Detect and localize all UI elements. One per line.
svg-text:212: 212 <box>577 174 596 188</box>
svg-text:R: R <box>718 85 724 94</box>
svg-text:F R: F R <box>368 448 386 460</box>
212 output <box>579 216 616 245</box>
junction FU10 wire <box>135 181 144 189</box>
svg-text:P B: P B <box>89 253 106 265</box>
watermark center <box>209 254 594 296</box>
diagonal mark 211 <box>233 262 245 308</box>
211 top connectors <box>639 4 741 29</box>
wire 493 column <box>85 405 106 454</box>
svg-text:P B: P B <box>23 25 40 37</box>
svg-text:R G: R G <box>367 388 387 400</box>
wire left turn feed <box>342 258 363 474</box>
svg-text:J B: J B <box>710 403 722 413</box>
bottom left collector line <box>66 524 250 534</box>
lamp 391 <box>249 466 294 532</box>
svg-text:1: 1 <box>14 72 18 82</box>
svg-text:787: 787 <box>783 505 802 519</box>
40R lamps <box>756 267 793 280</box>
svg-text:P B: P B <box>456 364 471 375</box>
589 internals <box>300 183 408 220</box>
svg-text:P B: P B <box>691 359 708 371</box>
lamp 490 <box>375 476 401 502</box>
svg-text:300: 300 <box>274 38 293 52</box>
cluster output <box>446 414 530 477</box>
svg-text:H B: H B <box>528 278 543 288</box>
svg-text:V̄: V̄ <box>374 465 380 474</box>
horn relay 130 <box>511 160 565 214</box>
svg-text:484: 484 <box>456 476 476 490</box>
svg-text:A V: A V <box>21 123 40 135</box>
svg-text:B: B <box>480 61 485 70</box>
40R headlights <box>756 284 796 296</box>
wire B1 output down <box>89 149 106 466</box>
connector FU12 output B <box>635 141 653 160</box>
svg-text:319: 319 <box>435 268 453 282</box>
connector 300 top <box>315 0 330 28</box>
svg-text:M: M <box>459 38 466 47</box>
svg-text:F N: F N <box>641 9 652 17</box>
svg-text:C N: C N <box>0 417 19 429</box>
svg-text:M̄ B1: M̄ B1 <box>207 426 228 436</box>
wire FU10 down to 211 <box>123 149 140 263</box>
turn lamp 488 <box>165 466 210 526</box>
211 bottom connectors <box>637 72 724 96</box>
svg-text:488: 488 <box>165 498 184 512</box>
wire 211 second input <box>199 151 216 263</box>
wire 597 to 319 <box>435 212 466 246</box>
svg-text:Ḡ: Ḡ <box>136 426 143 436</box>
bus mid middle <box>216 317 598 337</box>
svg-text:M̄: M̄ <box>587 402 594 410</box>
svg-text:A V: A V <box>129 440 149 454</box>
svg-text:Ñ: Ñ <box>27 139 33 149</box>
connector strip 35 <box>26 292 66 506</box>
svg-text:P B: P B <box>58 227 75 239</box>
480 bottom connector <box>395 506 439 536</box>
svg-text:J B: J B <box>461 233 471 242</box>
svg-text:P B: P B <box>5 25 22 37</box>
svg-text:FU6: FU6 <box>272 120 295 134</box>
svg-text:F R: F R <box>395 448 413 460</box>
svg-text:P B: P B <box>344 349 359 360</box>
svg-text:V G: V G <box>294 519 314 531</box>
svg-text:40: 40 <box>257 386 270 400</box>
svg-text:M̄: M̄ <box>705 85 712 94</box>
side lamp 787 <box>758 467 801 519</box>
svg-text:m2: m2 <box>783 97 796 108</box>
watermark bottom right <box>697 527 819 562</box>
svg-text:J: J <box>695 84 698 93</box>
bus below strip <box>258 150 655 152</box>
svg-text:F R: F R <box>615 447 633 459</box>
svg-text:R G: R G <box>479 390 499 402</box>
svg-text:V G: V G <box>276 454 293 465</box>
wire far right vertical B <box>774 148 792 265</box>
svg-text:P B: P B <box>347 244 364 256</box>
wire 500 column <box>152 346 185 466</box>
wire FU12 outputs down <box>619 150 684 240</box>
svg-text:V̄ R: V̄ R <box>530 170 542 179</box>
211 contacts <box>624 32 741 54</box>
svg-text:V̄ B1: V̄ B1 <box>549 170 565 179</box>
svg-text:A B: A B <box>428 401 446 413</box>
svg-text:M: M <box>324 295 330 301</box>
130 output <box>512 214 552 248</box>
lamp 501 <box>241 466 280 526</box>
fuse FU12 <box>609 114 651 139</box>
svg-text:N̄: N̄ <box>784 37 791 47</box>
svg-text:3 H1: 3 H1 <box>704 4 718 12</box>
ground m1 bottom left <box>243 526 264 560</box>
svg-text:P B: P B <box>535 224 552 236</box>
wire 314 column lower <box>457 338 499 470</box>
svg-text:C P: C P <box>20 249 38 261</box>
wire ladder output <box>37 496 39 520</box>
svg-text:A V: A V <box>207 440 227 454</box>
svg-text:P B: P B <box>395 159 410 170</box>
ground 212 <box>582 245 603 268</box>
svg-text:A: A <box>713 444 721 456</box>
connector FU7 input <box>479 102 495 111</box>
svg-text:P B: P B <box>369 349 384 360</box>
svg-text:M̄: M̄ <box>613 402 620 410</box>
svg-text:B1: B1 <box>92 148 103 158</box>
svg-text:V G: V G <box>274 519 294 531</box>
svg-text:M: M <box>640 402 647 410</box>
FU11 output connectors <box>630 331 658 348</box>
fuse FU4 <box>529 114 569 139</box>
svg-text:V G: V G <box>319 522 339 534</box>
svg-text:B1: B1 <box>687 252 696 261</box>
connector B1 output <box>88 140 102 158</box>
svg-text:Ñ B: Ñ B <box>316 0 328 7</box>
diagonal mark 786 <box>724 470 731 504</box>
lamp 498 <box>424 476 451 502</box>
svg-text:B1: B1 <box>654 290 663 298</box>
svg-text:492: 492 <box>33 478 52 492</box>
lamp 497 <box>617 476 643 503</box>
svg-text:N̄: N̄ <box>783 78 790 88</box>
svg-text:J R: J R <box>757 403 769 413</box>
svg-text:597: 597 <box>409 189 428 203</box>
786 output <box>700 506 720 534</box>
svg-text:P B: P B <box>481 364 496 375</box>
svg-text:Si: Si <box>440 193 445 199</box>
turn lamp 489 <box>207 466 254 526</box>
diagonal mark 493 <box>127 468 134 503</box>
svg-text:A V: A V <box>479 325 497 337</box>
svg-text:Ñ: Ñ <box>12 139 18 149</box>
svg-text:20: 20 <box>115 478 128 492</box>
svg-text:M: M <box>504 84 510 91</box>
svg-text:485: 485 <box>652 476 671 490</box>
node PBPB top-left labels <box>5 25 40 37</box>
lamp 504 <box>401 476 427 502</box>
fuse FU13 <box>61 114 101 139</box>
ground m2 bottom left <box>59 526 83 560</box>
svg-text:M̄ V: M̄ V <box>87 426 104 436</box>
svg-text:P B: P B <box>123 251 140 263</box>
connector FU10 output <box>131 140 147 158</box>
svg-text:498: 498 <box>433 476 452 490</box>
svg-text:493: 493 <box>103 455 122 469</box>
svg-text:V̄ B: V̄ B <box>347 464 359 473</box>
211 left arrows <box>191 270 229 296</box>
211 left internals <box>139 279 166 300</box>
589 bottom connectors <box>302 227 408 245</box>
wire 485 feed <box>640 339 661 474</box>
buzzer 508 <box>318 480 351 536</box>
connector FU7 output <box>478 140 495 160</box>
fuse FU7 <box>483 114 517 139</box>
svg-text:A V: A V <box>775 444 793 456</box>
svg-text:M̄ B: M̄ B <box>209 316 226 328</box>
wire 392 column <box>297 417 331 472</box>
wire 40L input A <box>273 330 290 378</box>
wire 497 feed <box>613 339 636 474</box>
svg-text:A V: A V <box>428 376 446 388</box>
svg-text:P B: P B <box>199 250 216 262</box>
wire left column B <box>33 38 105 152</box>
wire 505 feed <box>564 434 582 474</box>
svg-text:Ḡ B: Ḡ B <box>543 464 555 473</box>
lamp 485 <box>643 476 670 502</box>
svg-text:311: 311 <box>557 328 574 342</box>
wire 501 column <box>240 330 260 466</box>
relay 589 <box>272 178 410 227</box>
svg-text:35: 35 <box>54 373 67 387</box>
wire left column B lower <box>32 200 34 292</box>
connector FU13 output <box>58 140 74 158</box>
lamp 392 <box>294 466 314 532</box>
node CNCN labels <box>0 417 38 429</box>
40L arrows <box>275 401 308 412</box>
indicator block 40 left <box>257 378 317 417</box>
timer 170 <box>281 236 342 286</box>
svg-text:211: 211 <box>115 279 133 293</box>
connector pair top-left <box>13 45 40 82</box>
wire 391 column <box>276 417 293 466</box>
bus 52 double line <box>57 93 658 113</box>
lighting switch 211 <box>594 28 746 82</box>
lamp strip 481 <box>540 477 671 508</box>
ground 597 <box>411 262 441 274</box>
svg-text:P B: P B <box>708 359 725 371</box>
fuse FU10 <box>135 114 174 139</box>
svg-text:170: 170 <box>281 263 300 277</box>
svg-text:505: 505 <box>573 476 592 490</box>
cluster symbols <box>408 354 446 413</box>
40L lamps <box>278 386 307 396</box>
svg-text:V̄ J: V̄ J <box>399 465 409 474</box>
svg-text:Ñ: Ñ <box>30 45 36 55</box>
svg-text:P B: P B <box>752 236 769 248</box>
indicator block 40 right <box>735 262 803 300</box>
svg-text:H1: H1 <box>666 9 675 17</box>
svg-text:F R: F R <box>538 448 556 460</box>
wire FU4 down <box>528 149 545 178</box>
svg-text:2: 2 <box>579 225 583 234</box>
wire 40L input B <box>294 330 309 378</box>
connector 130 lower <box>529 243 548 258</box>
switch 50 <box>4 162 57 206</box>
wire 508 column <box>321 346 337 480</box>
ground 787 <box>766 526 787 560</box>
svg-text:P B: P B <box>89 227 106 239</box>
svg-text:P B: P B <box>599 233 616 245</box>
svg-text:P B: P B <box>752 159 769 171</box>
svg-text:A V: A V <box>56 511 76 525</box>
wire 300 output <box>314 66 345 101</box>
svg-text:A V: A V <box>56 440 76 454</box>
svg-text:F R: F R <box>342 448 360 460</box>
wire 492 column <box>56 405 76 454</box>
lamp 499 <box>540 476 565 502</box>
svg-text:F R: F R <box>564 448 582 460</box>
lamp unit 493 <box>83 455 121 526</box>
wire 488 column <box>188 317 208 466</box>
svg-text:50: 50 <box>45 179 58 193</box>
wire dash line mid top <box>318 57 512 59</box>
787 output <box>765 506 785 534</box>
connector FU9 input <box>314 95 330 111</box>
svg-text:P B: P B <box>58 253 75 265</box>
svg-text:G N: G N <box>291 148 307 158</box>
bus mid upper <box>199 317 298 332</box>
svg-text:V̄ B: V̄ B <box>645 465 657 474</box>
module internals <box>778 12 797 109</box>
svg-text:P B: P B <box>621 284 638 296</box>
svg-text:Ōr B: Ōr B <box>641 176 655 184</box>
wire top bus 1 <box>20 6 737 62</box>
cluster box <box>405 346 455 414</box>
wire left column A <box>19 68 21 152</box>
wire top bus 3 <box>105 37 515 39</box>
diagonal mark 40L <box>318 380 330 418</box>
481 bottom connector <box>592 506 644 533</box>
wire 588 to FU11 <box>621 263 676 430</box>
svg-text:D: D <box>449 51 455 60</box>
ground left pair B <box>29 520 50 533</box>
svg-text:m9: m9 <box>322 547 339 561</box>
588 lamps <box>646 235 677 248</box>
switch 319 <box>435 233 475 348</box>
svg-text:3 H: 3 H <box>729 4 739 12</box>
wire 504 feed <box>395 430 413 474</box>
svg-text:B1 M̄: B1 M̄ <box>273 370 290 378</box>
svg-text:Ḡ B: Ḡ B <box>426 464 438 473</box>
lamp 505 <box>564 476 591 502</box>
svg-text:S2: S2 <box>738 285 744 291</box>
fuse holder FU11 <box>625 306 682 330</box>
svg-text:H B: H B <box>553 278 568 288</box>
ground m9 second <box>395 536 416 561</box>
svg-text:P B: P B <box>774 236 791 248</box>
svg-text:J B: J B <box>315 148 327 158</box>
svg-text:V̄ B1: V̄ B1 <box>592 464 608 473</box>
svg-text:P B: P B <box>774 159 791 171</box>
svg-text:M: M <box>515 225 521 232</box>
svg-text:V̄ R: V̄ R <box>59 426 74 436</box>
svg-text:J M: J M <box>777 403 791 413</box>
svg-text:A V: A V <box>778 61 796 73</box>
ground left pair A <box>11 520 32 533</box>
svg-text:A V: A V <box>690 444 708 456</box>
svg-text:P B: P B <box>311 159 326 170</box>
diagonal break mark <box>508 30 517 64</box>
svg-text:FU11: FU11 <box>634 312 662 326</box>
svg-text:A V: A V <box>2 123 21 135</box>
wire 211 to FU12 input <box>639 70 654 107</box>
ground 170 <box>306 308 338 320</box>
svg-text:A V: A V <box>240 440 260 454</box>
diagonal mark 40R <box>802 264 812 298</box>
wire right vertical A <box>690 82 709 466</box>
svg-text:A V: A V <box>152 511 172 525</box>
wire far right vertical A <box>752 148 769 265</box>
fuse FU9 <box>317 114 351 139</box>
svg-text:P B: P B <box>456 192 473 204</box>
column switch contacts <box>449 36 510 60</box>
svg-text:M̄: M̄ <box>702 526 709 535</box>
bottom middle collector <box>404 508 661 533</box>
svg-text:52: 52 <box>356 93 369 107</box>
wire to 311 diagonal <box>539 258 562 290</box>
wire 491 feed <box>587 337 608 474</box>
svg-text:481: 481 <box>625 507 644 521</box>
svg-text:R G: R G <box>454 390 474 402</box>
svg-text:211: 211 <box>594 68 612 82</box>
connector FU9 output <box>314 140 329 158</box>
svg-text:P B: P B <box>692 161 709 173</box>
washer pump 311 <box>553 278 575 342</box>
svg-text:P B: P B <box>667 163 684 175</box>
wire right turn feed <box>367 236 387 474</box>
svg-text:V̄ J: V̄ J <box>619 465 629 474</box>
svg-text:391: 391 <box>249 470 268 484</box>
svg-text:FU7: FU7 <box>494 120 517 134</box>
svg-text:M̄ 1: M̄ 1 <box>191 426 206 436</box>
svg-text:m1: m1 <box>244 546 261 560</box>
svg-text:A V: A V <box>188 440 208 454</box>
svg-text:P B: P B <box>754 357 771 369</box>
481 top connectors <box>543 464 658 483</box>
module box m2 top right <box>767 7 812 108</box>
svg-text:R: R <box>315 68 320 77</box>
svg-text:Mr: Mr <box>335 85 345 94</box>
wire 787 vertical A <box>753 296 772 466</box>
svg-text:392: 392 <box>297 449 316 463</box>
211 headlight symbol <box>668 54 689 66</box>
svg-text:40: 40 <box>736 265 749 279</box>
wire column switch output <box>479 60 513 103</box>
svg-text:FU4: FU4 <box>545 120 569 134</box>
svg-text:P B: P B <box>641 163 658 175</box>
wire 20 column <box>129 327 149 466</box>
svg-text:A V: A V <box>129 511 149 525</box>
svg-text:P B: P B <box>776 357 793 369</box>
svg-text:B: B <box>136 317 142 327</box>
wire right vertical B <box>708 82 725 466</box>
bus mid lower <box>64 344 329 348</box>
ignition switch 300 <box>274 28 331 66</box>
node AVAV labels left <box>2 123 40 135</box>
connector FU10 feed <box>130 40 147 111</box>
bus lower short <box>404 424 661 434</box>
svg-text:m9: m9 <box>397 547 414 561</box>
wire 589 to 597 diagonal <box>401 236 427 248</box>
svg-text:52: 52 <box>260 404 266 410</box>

* [EXERCISE INSTRUCTIONS]:
Reproduce the records from the beginning through the line containing "svg-text:R G: R G <box>367 388 387 400</box>", renaming "connectors" to "terminals" and leaving everything else unchanged.

* [ANSWER TO THIS PROBLEM]:
Detect and localize all UI elements. One per line.
svg-text:212: 212 <box>577 174 596 188</box>
svg-text:R: R <box>718 85 724 94</box>
svg-text:F R: F R <box>368 448 386 460</box>
212 output <box>579 216 616 245</box>
junction FU10 wire <box>135 181 144 189</box>
svg-text:P B: P B <box>89 253 106 265</box>
watermark center <box>209 254 594 296</box>
diagonal mark 211 <box>233 262 245 308</box>
211 top terminals <box>639 4 741 29</box>
wire 493 column <box>85 405 106 454</box>
svg-text:P B: P B <box>23 25 40 37</box>
svg-text:R G: R G <box>367 388 387 400</box>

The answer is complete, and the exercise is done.